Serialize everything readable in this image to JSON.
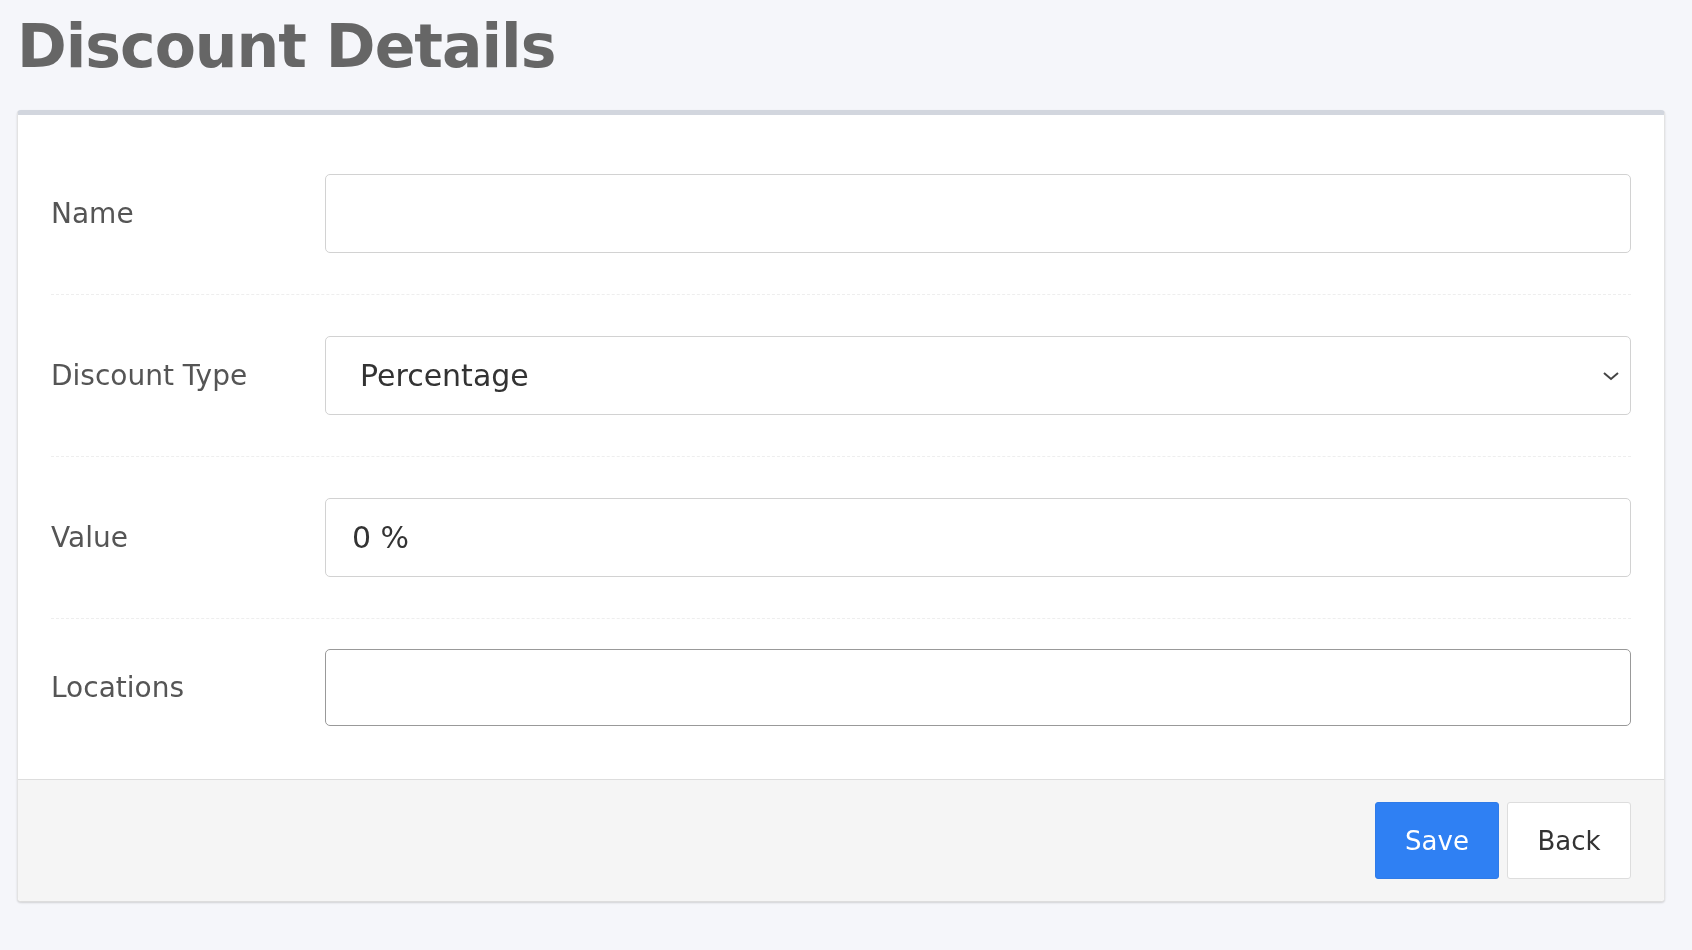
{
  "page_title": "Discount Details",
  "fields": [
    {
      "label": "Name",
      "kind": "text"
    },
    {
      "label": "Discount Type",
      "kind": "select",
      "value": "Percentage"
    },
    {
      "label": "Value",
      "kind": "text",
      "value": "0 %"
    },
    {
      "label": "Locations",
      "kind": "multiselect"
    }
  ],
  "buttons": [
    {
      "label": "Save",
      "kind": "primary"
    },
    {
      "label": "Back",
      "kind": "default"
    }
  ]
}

==

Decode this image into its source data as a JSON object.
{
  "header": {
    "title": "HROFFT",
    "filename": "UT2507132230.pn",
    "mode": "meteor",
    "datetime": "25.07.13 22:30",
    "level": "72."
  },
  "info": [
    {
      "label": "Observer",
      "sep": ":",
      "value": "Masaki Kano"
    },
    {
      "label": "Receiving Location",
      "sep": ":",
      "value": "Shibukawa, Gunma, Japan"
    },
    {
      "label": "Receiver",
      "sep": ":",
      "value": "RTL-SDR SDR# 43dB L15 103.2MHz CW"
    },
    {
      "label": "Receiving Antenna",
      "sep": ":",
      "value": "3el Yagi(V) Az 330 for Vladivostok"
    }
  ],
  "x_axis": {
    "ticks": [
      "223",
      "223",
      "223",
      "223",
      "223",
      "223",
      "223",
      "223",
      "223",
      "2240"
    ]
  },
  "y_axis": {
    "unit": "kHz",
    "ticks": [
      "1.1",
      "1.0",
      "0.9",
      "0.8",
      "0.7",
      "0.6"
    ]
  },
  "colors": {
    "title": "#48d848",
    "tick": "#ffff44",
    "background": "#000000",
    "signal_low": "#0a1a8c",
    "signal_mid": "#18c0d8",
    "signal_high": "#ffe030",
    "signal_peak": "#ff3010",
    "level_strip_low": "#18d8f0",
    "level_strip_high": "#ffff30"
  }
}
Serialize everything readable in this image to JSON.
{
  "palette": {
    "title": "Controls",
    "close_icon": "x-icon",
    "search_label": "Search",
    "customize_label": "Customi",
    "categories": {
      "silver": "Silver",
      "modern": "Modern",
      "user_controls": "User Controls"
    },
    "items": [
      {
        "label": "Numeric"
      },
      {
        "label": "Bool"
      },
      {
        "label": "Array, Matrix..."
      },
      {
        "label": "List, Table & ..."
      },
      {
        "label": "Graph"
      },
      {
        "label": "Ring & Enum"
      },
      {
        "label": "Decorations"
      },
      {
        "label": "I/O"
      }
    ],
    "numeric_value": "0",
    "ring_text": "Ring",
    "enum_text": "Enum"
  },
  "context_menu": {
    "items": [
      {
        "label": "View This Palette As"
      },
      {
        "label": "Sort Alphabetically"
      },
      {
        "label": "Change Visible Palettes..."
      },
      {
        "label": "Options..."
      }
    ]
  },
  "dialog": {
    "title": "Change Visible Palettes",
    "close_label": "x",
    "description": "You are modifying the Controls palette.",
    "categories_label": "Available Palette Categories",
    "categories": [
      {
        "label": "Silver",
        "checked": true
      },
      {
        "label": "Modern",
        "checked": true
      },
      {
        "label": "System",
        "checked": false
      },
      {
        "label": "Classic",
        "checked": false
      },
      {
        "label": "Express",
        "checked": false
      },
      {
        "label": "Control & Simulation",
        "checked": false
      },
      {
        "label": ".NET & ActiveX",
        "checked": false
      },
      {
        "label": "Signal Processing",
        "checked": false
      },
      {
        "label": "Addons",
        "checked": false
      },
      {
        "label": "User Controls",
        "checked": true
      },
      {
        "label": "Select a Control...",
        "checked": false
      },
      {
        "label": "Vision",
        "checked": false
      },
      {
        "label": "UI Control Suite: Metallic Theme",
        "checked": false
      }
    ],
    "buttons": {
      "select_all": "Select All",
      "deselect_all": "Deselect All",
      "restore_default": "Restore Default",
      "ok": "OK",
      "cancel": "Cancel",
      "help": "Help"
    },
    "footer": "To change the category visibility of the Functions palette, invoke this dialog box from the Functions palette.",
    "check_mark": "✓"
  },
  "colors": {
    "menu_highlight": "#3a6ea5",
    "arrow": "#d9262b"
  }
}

## Aim of the task
Show all lines from the records above where the word "Visible" occurs.

## Solution below
        "label": "Change Visible Palettes..."
    "title": "Change Visible Palettes",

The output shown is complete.